What the task requires:
Return, word for word, every line starting at the line with "What does this" and ending at the final line of the entries; skip the pictures.

(Data entries)
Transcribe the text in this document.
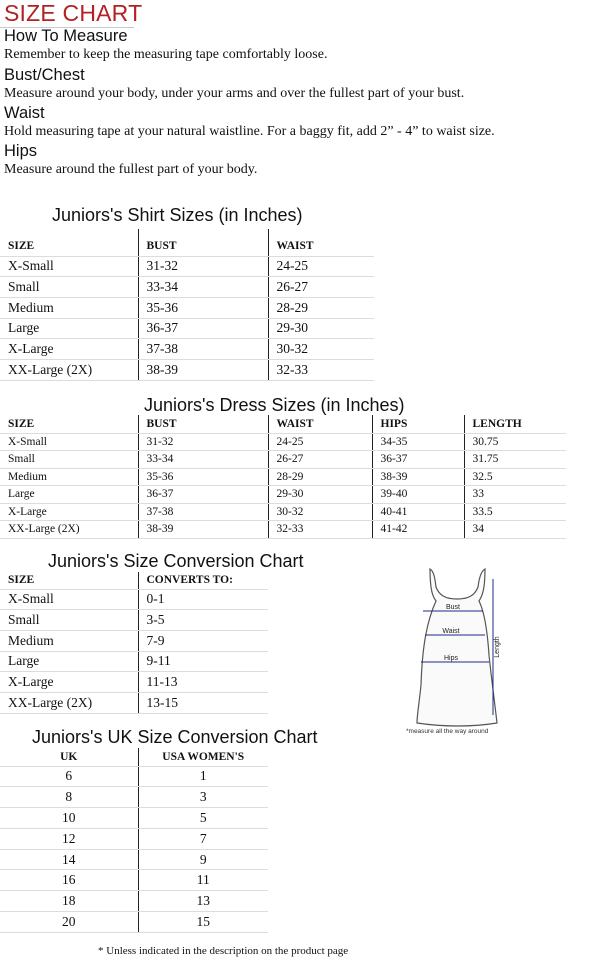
SIZE CHART
How To Measure
Remember to keep the measuring tape comfortably loose.
Bust/Chest
Measure around your body, under your arms and over the fullest part of your bust.
Waist
Hold measuring tape at your natural waistline. For a baggy fit, add 2” - 4” to waist size.
Hips
Measure around the fullest part of your body.
Juniors's Shirt Sizes (in Inches)
SIZE	BUST	WAIST
X-Small	31-32	24-25
Small	33-34	26-27
Medium	35-36	28-29
Large	36-37	29-30
X-Large	37-38	30-32
XX-Large (2X)	38-39	32-33
Juniors's Dress Sizes (in Inches)
SIZE	BUST	WAIST	HIPS	LENGTH
X-Small	31-32	24-25	34-35	30.75
Small	33-34	26-27	36-37	31.75
Medium	35-36	28-29	38-39	32.5
Large	36-37	29-30	39-40	33
X-Large	37-38	30-32	40-41	33.5
XX-Large (2X)	38-39	32-33	41-42	34
Juniors's Size Conversion Chart
SIZE	CONVERTS TO:
X-Small	0-1
Small	3-5
Medium	7-9
Large	9-11
X-Large	11-13
XX-Large (2X)	13-15
Bust
Waist
Hips
Length
*measure all the way around
Juniors's UK Size Conversion Chart
UK	USA WOMEN'S
6	1
8	3
10	5
12	7
14	9
16	11
18	13
20	15
* Unless indicated in the description on the product page
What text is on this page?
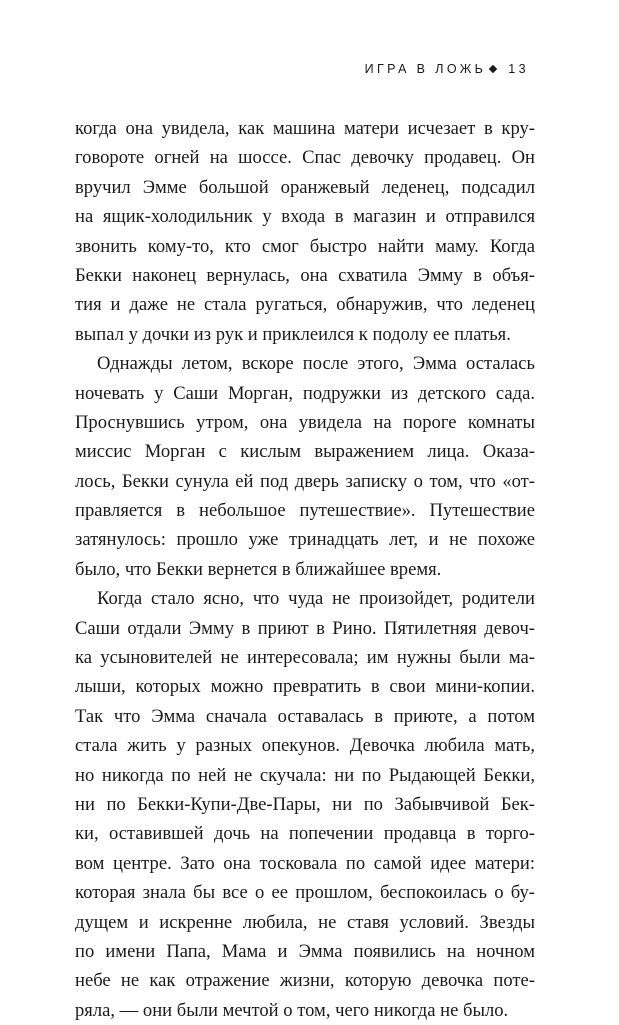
ИГРА В ЛОЖЬ 13
когда она увидела, как машина матери исчезает в кру-
говороте огней на шоссе. Спас девочку продавец. Он
вручил Эмме большой оранжевый леденец, подсадил
на ящик-холодильник у входа в магазин и отправился
звонить кому-то, кто смог быстро найти маму. Когда
Бекки наконец вернулась, она схватила Эмму в объя-
тия и даже не стала ругаться, обнаружив, что леденец
выпал у дочки из рук и приклеился к подолу ее платья.
Однажды летом, вскоре после этого, Эмма осталась
ночевать у Саши Морган, подружки из детского сада.
Проснувшись утром, она увидела на пороге комнаты
миссис Морган с кислым выражением лица. Оказа-
лось, Бекки сунула ей под дверь записку о том, что «от-
правляется в небольшое путешествие». Путешествие
затянулось: прошло уже тринадцать лет, и не похоже
было, что Бекки вернется в ближайшее время.
Когда стало ясно, что чуда не произойдет, родители
Саши отдали Эмму в приют в Рино. Пятилетняя девоч-
ка усыновителей не интересовала; им нужны были ма-
лыши, которых можно превратить в свои мини-копии.
Так что Эмма сначала оставалась в приюте, а потом
стала жить у разных опекунов. Девочка любила мать,
но никогда по ней не скучала: ни по Рыдающей Бекки,
ни по Бекки-Купи-Две-Пары, ни по Забывчивой Бек-
ки, оставившей дочь на попечении продавца в торго-
вом центре. Зато она тосковала по самой идее матери:
которая знала бы все о ее прошлом, беспокоилась о бу-
дущем и искренне любила, не ставя условий. Звезды
по имени Папа, Мама и Эмма появились на ночном
небе не как отражение жизни, которую девочка поте-
ряла, — они были мечтой о том, чего никогда не было.
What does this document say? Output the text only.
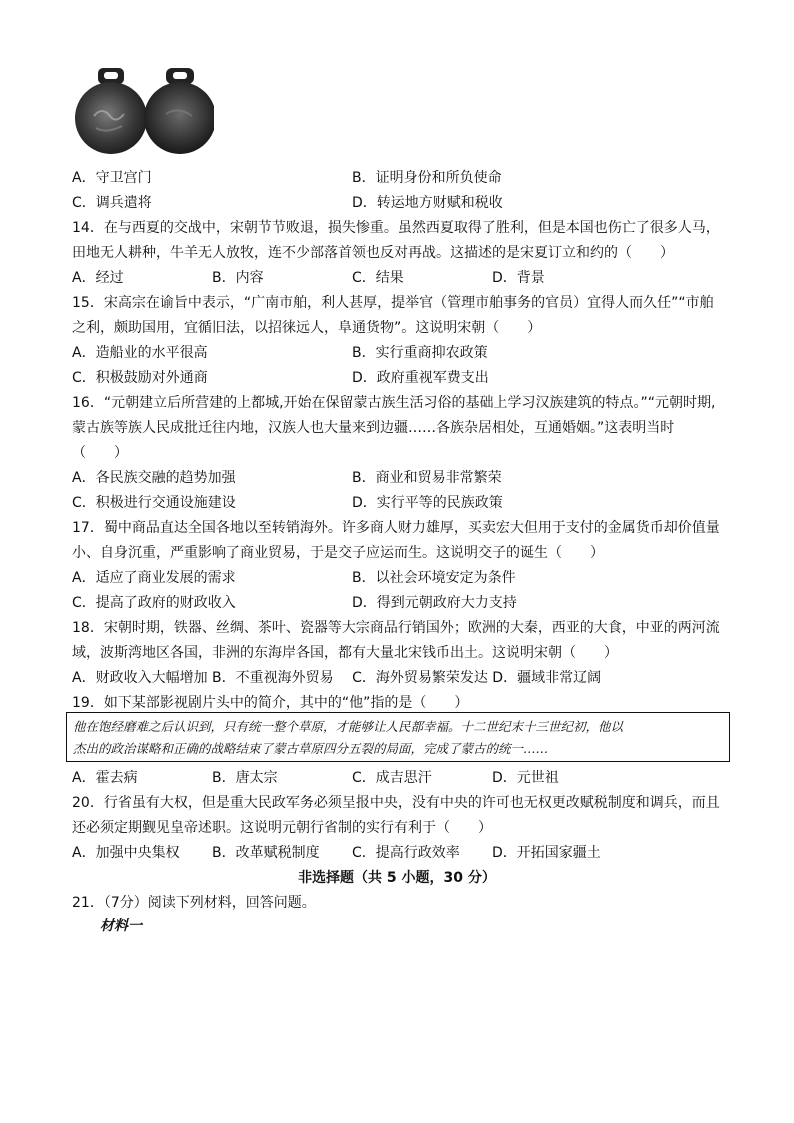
A．守卫宫门	B．证明身份和所负使命
C．调兵遣将	D．转运地方财赋和税收
14．在与西夏的交战中，宋朝节节败退，损失惨重。虽然西夏取得了胜利，但是本国也伤亡了很多人马，
田地无人耕种，牛羊无人放牧，连不少部落首领也反对再战。这描述的是宋夏订立和约的（　　）
A．经过	B．内容	C．结果	D．背景
15．宋高宗在谕旨中表示，“广南市舶，利人甚厚，提举官（管理市舶事务的官员）宜得人而久任”“市舶
之利，颇助国用，宜循旧法，以招徕远人，阜通货物”。这说明宋朝（　　）
A．造船业的水平很高	B．实行重商抑农政策
C．积极鼓励对外通商	D．政府重视军费支出
16．“元朝建立后所营建的上都城,开始在保留蒙古族生活习俗的基础上学习汉族建筑的特点。”“元朝时期,
蒙古族等族人民成批迁往内地，汉族人也大量来到边疆……各族杂居相处，互通婚姻。”这表明当时
（　　）
A．各民族交融的趋势加强	B．商业和贸易非常繁荣
C．积极进行交通设施建设	D．实行平等的民族政策
17．蜀中商品直达全国各地以至转销海外。许多商人财力雄厚，买卖宏大但用于支付的金属货币却价值量
小、自身沉重，严重影响了商业贸易，于是交子应运而生。这说明交子的诞生（　　）
A．适应了商业发展的需求	B．以社会环境安定为条件
C．提高了政府的财政收入	D．得到元朝政府大力支持
18．宋朝时期，铁器、丝绸、茶叶、瓷器等大宗商品行销国外；欧洲的大秦，西亚的大食，中亚的两河流
域，波斯湾地区各国，非洲的东海岸各国，都有大量北宋钱币出土。这说明宋朝（　　）
A．财政收入大幅增加 B．不重视海外贸易　 C．海外贸易繁荣发达 D．疆域非常辽阔
19．如下某部影视剧片头中的简介，其中的“他”指的是（　　）
他在饱经磨难之后认识到，只有统一整个草原，才能够让人民都幸福。十二世纪末十三世纪初，他以
杰出的政治谋略和正确的战略结束了蒙古草原四分五裂的局面，完成了蒙古的统一……
A．霍去病	B．唐太宗	C．成吉思汗	D．元世祖
20．行省虽有大权，但是重大民政军务必须呈报中央，没有中央的许可也无权更改赋税制度和调兵，而且
还必须定期觐见皇帝述职。这说明元朝行省制的实行有利于（　　）
A．加强中央集权 B．改革赋税制度 C．提高行政效率 D．开拓国家疆土
非选择题（共 5 小题，30 分）
21．（7分）阅读下列材料，回答问题。
材料一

Solution to the problem:
What does this document say? Output the text only.
A．守卫宫门	B．证明身份和所负使命
C．调兵遣将	D．转运地方财赋和税收
14．在与西夏的交战中，宋朝节节败退，损失惨重。虽然西夏取得了胜利，但是本国也伤亡了很多人马，
田地无人耕种，牛羊无人放牧，连不少部落首领也反对再战。这描述的是宋夏订立和约的（　　）
A．经过	B．内容	C．结果	D．背景
15．宋高宗在谕旨中表示，“广南市舶，利人甚厚，提举官（管理市舶事务的官员）宜得人而久任”“市舶
之利，颇助国用，宜循旧法，以招徕远人，阜通货物”。这说明宋朝（　　）
A．造船业的水平很高	B．实行重商抑农政策
C．积极鼓励对外通商	D．政府重视军费支出
16．“元朝建立后所营建的上都城,开始在保留蒙古族生活习俗的基础上学习汉族建筑的特点。”“元朝时期,
蒙古族等族人民成批迁往内地，汉族人也大量来到边疆……各族杂居相处，互通婚姻。”这表明当时
（　　）
A．各民族交融的趋势加强	B．商业和贸易非常繁荣
C．积极进行交通设施建设	D．实行平等的民族政策
17．蜀中商品直达全国各地以至转销海外。许多商人财力雄厚，买卖宏大但用于支付的金属货币却价值量
小、自身沉重，严重影响了商业贸易，于是交子应运而生。这说明交子的诞生（　　）
A．适应了商业发展的需求	B．以社会环境安定为条件
C．提高了政府的财政收入	D．得到元朝政府大力支持
18．宋朝时期，铁器、丝绸、茶叶、瓷器等大宗商品行销国外；欧洲的大秦，西亚的大食，中亚的两河流
域，波斯湾地区各国，非洲的东海岸各国，都有大量北宋钱币出土。这说明宋朝（　　）
A．财政收入大幅增加 B．不重视海外贸易　 C．海外贸易繁荣发达 D．疆域非常辽阔
19．如下某部影视剧片头中的简介，其中的“他”指的是（　　）
他在饱经磨难之后认识到，只有统一整个草原，才能够让人民都幸福。十二世纪末十三世纪初，他以
杰出的政治谋略和正确的战略结束了蒙古草原四分五裂的局面，完成了蒙古的统一……
A．霍去病	B．唐太宗	C．成吉思汗	D．元世祖
20．行省虽有大权，但是重大民政军务必须呈报中央，没有中央的许可也无权更改赋税制度和调兵，而且
还必须定期觐见皇帝述职。这说明元朝行省制的实行有利于（　　）
A．加强中央集权 B．改革赋税制度 C．提高行政效率 D．开拓国家疆土
非选择题（共 5 小题，30 分）
21．（7分）阅读下列材料，回答问题。
材料一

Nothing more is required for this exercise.